## [WHAT TO PRODUCE]
How many lines hold the string "icon"? Reply with the number alone.
# # # # # # #
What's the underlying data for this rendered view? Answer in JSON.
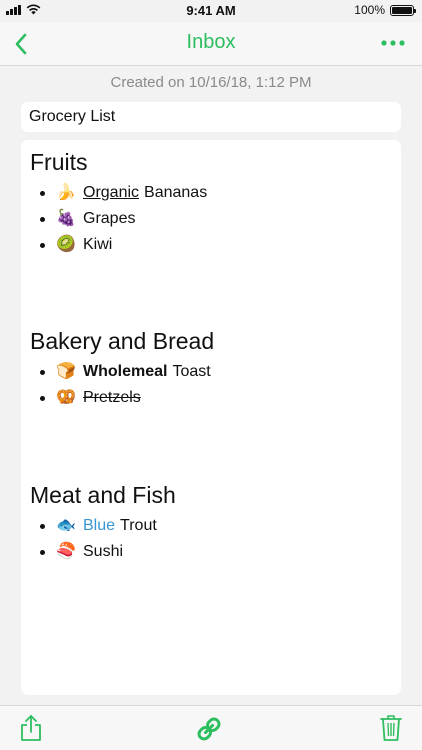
{
  "status_bar": {
    "time": "9:41 AM",
    "battery_percent": "100%",
    "battery_level": 1.0
  },
  "nav": {
    "title": "Inbox",
    "back_icon": "chevron-left-icon",
    "more_icon": "ellipsis-icon"
  },
  "note": {
    "created": "Created on 10/16/18, 1:12 PM",
    "title": "Grocery List",
    "sections": [
      {
        "heading": "Fruits",
        "items": [
          {
            "emoji": "🍌",
            "styled": "Organic",
            "rest": "Bananas"
          },
          {
            "emoji": "🍇",
            "text": "Grapes"
          },
          {
            "emoji": "🥝",
            "text": "Kiwi"
          }
        ]
      },
      {
        "heading": "Bakery and Bread",
        "items": [
          {
            "emoji": "🍞",
            "styled": "Wholemeal",
            "rest": "Toast"
          },
          {
            "emoji": "🥨",
            "text": "Pretzels"
          }
        ]
      },
      {
        "heading": "Meat and Fish",
        "items": [
          {
            "emoji": "🐟",
            "styled": "Blue",
            "rest": "Trout"
          },
          {
            "emoji": "🍣",
            "text": "Sushi"
          }
        ]
      }
    ]
  },
  "toolbar": {
    "share_icon": "share-icon",
    "link_icon": "link-icon",
    "trash_icon": "trash-icon"
  },
  "colors": {
    "accent": "#2dbe60",
    "blue_text": "#3896d3",
    "meta_text": "#8a8a8a"
  }
}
# # # # # # #
## [ANSWER TO THIS TASK]
5